--- Begin ---

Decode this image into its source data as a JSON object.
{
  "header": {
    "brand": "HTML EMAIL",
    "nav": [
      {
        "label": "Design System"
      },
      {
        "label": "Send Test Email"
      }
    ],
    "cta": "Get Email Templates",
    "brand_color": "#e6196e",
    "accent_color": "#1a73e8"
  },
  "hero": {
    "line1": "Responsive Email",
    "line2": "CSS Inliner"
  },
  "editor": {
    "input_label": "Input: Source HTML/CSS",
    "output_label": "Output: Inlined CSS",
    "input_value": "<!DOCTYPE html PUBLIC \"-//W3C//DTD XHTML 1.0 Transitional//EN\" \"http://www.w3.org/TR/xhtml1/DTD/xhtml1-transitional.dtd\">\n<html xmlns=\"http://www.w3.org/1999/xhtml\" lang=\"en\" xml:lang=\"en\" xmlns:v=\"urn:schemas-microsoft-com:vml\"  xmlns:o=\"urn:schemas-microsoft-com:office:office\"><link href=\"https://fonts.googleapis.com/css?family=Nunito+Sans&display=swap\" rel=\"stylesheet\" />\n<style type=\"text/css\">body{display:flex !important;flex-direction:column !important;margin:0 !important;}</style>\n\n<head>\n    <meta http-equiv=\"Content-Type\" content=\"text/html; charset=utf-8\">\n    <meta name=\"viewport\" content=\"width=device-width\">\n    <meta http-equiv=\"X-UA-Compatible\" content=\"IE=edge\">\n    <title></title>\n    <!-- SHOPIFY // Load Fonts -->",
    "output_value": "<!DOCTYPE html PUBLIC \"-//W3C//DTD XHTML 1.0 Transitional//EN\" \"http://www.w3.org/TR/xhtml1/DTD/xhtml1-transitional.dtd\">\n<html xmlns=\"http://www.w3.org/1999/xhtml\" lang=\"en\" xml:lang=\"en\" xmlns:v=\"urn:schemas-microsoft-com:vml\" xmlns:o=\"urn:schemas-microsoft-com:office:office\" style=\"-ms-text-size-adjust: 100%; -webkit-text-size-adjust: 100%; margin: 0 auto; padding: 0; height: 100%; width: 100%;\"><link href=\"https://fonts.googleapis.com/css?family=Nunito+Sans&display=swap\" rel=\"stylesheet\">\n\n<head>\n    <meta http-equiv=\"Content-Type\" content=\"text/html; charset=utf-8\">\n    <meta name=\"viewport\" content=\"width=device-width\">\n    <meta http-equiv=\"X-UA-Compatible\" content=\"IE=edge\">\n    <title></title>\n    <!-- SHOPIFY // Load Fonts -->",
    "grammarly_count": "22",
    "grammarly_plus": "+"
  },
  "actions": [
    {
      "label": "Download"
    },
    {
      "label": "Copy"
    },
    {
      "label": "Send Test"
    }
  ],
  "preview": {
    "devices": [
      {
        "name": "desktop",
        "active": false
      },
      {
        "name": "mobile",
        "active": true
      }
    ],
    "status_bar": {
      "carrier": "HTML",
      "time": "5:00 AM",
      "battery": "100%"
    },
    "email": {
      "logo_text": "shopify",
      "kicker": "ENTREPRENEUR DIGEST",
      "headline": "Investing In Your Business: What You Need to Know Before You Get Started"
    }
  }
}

--- End ---

• Required task
Provide all the records again, word for word.

• Solution to the exercise
Decode this image into its source data as a JSON object.
{
  "header": {
    "brand": "HTML EMAIL",
    "nav": [
      {
        "label": "Design System"
      },
      {
        "label": "Send Test Email"
      }
    ],
    "cta": "Get Email Templates",
    "brand_color": "#e6196e",
    "accent_color": "#1a73e8"
  },
  "hero": {
    "line1": "Responsive Email",
    "line2": "CSS Inliner"
  },
  "editor": {
    "input_label": "Input: Source HTML/CSS",
    "output_label": "Output: Inlined CSS",
    "input_value": "<!DOCTYPE html PUBLIC \"-//W3C//DTD XHTML 1.0 Transitional//EN\" \"http://www.w3.org/TR/xhtml1/DTD/xhtml1-transitional.dtd\">\n<html xmlns=\"http://www.w3.org/1999/xhtml\" lang=\"en\" xml:lang=\"en\" xmlns:v=\"urn:schemas-microsoft-com:vml\"  xmlns:o=\"urn:schemas-microsoft-com:office:office\"><link href=\"https://fonts.googleapis.com/css?family=Nunito+Sans&display=swap\" rel=\"stylesheet\" />\n<style type=\"text/css\">body{display:flex !important;flex-direction:column !important;margin:0 !important;}</style>\n\n<head>\n    <meta http-equiv=\"Content-Type\" content=\"text/html; charset=utf-8\">\n    <meta name=\"viewport\" content=\"width=device-width\">\n    <meta http-equiv=\"X-UA-Compatible\" content=\"IE=edge\">\n    <title></title>\n    <!-- SHOPIFY // Load Fonts -->",
    "output_value": "<!DOCTYPE html PUBLIC \"-//W3C//DTD XHTML 1.0 Transitional//EN\" \"http://www.w3.org/TR/xhtml1/DTD/xhtml1-transitional.dtd\">\n<html xmlns=\"http://www.w3.org/1999/xhtml\" lang=\"en\" xml:lang=\"en\" xmlns:v=\"urn:schemas-microsoft-com:vml\" xmlns:o=\"urn:schemas-microsoft-com:office:office\" style=\"-ms-text-size-adjust: 100%; -webkit-text-size-adjust: 100%; margin: 0 auto; padding: 0; height: 100%; width: 100%;\"><link href=\"https://fonts.googleapis.com/css?family=Nunito+Sans&display=swap\" rel=\"stylesheet\">\n\n<head>\n    <meta http-equiv=\"Content-Type\" content=\"text/html; charset=utf-8\">\n    <meta name=\"viewport\" content=\"width=device-width\">\n    <meta http-equiv=\"X-UA-Compatible\" content=\"IE=edge\">\n    <title></title>\n    <!-- SHOPIFY // Load Fonts -->",
    "grammarly_count": "22",
    "grammarly_plus": "+"
  },
  "actions": [
    {
      "label": "Download"
    },
    {
      "label": "Copy"
    },
    {
      "label": "Send Test"
    }
  ],
  "preview": {
    "devices": [
      {
        "name": "desktop",
        "active": false
      },
      {
        "name": "mobile",
        "active": true
      }
    ],
    "status_bar": {
      "carrier": "HTML",
      "time": "5:00 AM",
      "battery": "100%"
    },
    "email": {
      "logo_text": "shopify",
      "kicker": "ENTREPRENEUR DIGEST",
      "headline": "Investing In Your Business: What You Need to Know Before You Get Started"
    }
  }
}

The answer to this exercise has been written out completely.